What is asked: Which lines hold the word "marker"? Copy each one.

Dataset entries on figures:
------------------------------------------------------------

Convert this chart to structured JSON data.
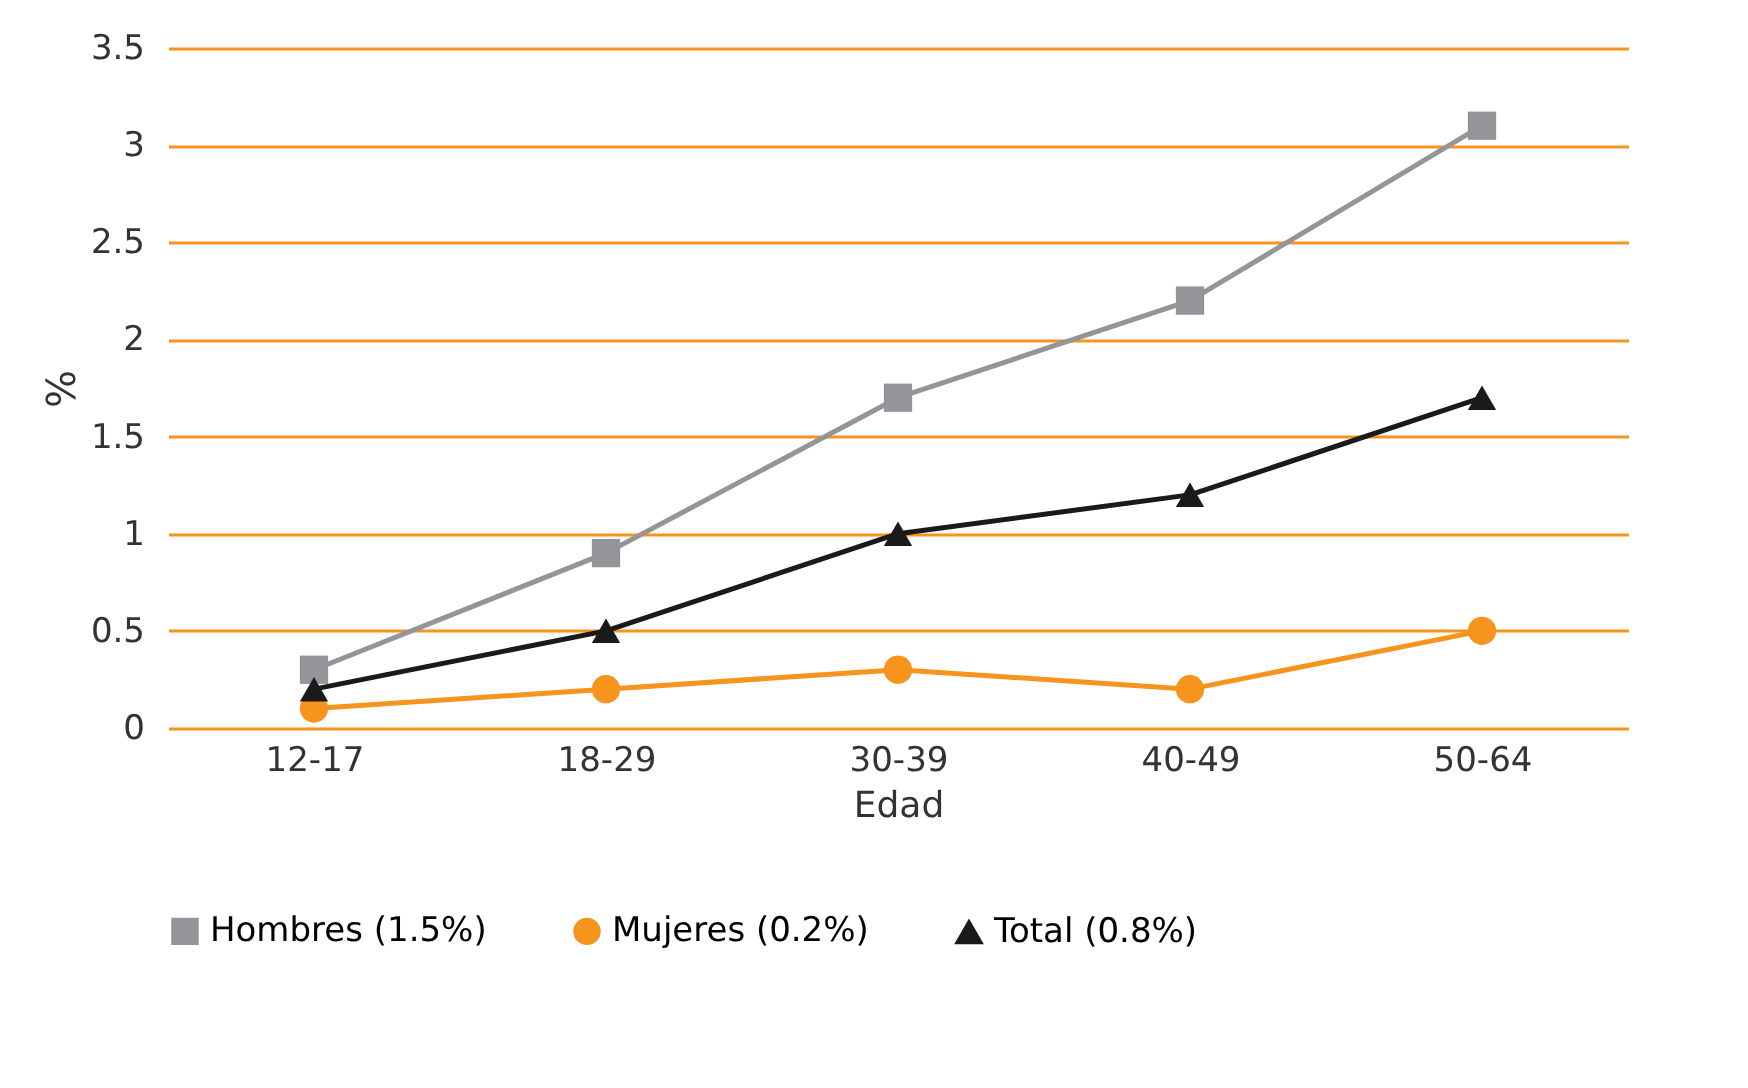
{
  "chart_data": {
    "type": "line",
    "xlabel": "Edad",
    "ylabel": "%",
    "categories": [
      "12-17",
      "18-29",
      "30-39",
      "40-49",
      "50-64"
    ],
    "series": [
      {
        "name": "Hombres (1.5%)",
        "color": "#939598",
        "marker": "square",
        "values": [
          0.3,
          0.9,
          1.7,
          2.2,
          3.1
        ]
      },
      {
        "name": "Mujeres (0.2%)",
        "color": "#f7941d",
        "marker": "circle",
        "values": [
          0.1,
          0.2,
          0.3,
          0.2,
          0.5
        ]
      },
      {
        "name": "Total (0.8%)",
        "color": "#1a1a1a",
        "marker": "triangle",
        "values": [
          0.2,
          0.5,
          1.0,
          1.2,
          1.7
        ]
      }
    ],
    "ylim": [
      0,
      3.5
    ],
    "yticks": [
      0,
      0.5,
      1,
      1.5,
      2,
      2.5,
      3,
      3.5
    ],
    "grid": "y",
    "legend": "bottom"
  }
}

------------------------------------------------------------

Solution to the exercise:
        "marker": "square",
        "marker": "circle",
        "marker": "triangle",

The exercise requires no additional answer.